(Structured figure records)

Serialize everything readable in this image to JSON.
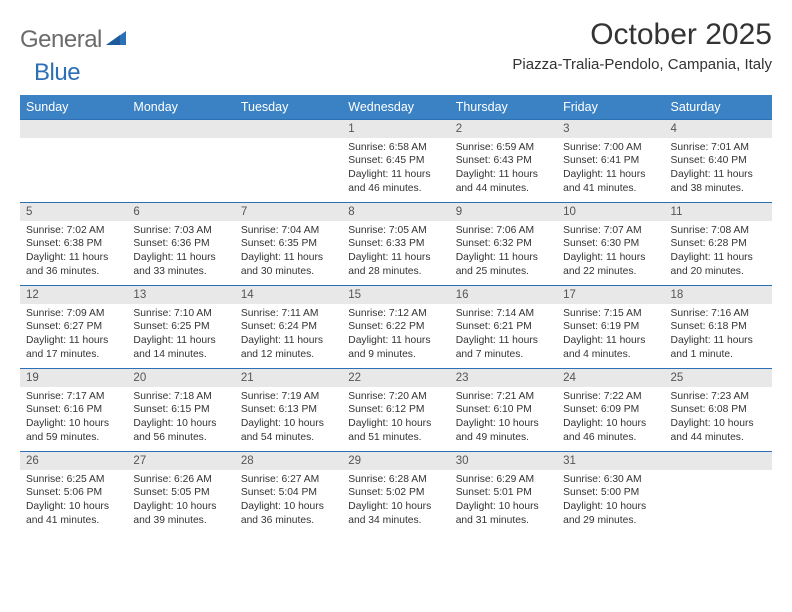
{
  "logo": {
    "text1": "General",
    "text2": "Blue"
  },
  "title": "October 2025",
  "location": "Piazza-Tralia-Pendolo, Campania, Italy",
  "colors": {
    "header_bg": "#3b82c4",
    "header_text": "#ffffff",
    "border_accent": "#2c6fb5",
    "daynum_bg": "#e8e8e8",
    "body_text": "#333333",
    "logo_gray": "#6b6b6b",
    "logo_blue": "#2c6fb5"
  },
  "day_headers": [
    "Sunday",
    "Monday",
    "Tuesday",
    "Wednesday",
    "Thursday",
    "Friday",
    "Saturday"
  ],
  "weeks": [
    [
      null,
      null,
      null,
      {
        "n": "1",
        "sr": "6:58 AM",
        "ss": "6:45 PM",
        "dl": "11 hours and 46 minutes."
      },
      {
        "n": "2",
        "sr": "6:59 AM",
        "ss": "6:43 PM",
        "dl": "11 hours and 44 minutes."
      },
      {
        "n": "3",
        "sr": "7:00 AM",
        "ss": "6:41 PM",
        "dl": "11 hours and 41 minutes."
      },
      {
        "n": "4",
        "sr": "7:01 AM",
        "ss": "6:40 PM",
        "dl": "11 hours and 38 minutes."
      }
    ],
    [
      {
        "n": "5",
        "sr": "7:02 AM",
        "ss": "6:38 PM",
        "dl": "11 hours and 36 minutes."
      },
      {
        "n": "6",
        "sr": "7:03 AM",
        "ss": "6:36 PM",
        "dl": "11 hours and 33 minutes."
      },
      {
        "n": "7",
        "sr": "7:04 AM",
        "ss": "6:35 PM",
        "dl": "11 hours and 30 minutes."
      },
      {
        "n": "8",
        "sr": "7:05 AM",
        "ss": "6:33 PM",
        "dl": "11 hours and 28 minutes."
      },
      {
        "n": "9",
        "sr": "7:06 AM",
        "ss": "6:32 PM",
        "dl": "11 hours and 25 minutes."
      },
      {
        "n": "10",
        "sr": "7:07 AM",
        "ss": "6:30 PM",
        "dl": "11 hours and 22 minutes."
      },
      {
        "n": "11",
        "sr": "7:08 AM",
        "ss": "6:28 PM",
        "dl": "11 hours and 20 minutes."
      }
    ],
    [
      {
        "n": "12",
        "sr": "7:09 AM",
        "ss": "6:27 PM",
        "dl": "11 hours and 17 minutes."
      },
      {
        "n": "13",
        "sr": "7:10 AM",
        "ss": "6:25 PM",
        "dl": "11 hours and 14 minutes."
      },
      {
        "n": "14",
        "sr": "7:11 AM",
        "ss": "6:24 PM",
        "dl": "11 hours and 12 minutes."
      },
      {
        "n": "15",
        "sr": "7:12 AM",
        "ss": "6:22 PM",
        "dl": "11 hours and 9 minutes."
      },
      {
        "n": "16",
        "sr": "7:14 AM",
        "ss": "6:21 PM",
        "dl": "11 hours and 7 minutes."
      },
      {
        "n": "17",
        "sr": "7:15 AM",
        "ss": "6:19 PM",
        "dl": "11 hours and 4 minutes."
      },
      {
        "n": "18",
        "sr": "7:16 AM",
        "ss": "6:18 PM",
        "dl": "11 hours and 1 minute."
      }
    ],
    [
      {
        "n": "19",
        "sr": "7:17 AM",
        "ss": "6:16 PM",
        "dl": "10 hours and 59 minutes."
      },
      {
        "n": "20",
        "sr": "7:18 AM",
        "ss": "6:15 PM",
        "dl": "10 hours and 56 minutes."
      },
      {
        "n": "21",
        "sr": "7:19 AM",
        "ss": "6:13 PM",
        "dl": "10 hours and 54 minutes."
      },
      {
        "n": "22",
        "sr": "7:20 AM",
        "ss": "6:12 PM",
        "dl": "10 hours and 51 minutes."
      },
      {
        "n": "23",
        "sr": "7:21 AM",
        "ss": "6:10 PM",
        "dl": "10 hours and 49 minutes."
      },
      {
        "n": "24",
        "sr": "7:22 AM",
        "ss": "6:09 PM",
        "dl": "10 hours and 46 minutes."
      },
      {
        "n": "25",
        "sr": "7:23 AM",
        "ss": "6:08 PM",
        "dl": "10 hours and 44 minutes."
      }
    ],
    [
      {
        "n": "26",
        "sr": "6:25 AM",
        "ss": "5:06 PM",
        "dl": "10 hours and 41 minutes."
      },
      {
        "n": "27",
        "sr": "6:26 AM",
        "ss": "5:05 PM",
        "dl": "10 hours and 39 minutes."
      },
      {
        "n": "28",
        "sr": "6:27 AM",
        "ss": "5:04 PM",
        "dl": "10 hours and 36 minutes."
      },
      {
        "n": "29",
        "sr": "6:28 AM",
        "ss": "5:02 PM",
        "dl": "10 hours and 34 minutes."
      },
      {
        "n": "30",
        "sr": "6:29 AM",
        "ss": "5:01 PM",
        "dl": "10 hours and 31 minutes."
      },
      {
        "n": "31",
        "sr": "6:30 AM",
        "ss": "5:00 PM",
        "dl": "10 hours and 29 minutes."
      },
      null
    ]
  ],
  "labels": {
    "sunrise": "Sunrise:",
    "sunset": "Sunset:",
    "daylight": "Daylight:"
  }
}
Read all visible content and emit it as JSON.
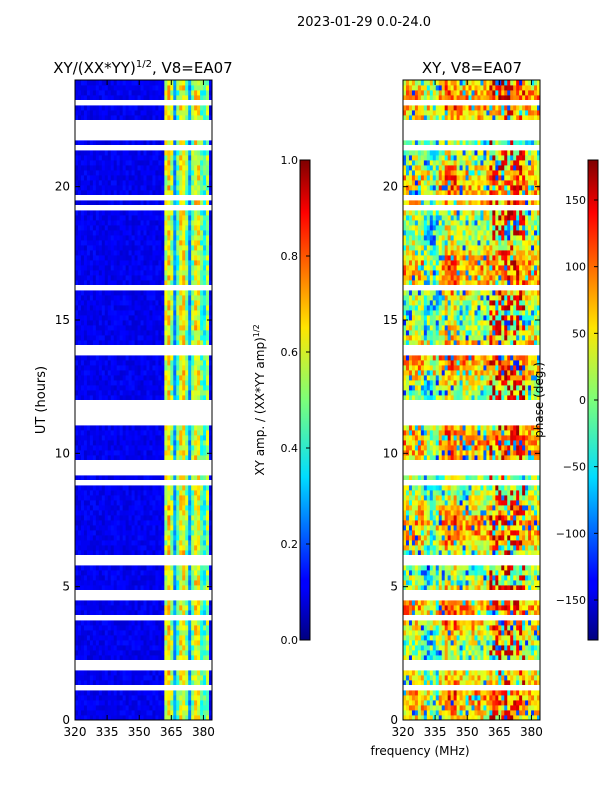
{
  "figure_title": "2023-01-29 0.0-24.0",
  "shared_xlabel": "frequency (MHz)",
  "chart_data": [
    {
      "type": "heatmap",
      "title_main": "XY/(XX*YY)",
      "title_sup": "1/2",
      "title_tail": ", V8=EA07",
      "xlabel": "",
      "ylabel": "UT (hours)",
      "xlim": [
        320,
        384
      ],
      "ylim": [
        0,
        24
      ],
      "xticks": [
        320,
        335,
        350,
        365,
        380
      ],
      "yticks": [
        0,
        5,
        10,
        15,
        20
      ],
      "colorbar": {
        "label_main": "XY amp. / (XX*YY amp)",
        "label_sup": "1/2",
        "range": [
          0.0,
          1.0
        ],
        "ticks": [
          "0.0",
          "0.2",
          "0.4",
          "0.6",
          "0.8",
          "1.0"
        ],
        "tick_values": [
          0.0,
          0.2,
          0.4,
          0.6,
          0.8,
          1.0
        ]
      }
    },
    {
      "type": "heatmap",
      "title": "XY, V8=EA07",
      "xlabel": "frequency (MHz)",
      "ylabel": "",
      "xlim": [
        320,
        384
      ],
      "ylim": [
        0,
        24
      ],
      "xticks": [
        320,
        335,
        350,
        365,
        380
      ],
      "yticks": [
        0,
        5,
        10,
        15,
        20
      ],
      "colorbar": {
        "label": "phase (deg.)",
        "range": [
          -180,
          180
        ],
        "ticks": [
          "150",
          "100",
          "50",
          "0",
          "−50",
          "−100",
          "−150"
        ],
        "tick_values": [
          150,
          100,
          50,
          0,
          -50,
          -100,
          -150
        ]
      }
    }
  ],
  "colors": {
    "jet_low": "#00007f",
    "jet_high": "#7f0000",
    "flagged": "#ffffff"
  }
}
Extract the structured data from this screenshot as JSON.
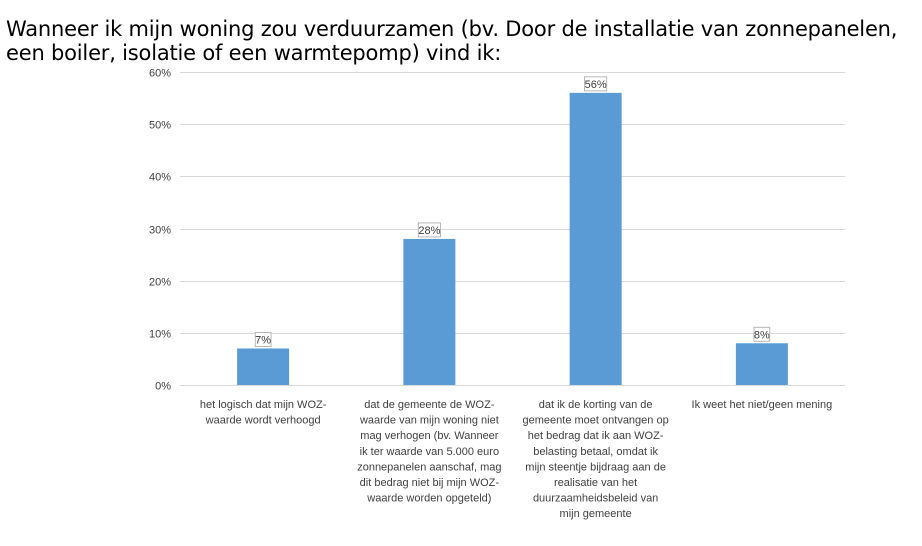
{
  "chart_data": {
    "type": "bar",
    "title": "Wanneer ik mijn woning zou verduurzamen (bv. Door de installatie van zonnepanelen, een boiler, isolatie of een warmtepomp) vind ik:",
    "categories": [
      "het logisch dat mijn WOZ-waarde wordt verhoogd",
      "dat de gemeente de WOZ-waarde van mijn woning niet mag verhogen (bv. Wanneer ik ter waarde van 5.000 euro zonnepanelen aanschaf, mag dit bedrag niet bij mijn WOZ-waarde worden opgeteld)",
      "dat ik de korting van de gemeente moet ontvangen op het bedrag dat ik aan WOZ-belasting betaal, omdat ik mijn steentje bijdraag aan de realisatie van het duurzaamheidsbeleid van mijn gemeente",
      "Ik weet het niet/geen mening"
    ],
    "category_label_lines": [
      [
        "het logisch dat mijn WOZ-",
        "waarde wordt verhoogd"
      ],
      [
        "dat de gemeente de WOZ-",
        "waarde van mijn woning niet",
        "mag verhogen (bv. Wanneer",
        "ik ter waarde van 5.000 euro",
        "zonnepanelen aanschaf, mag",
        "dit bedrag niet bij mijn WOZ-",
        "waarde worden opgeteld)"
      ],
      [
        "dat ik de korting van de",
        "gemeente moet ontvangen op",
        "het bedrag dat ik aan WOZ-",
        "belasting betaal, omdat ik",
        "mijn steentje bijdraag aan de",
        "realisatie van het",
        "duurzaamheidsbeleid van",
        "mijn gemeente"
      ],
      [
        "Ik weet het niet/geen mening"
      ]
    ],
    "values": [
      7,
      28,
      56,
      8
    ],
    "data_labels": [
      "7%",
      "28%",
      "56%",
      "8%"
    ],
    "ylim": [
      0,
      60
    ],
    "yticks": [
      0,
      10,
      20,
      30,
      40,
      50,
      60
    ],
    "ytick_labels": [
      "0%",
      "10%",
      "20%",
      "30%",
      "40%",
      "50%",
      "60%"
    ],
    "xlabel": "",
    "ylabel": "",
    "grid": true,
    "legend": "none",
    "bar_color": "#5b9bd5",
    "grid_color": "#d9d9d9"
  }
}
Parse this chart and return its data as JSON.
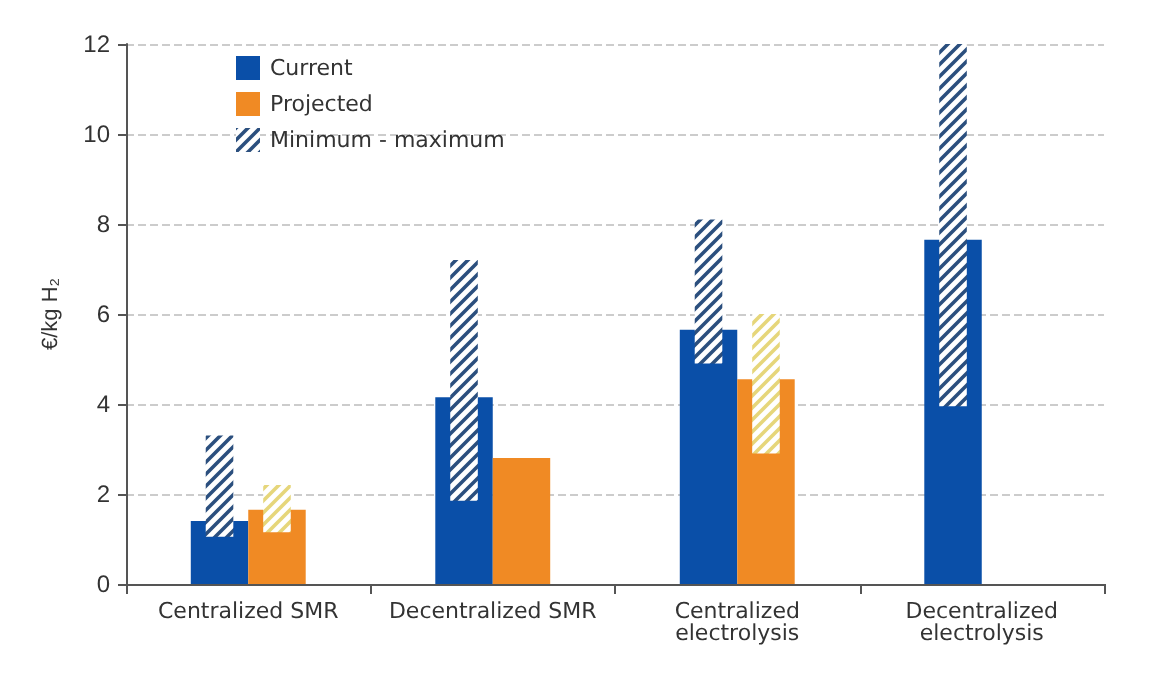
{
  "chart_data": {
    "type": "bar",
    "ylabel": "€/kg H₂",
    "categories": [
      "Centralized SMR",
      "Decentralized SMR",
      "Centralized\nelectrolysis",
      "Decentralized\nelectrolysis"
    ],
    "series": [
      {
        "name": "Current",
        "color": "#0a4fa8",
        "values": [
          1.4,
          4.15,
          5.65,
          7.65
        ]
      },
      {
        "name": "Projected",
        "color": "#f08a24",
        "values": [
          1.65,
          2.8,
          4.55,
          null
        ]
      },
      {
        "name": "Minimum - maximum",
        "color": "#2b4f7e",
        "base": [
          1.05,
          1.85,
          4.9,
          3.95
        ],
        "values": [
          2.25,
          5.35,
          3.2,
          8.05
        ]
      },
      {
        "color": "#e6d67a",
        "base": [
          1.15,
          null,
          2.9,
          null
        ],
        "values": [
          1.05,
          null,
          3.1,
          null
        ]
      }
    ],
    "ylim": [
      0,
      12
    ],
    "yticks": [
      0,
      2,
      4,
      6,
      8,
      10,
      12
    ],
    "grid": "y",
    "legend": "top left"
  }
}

**Task details**
Beginning with the line that holds "Parse this chart and return its data as JSON." and ending with the last line of the material above, extract every line exactly, pictures excluded.

**Result of the exercise**
Parse this chart and return its data as JSON.
{
  "chart_data": {
    "type": "bar",
    "ylabel": "€/kg H₂",
    "categories": [
      "Centralized SMR",
      "Decentralized SMR",
      "Centralized\nelectrolysis",
      "Decentralized\nelectrolysis"
    ],
    "series": [
      {
        "name": "Current",
        "color": "#0a4fa8",
        "values": [
          1.4,
          4.15,
          5.65,
          7.65
        ]
      },
      {
        "name": "Projected",
        "color": "#f08a24",
        "values": [
          1.65,
          2.8,
          4.55,
          null
        ]
      },
      {
        "name": "Minimum - maximum",
        "color": "#2b4f7e",
        "base": [
          1.05,
          1.85,
          4.9,
          3.95
        ],
        "values": [
          2.25,
          5.35,
          3.2,
          8.05
        ]
      },
      {
        "color": "#e6d67a",
        "base": [
          1.15,
          null,
          2.9,
          null
        ],
        "values": [
          1.05,
          null,
          3.1,
          null
        ]
      }
    ],
    "ylim": [
      0,
      12
    ],
    "yticks": [
      0,
      2,
      4,
      6,
      8,
      10,
      12
    ],
    "grid": "y",
    "legend": "top left"
  }
}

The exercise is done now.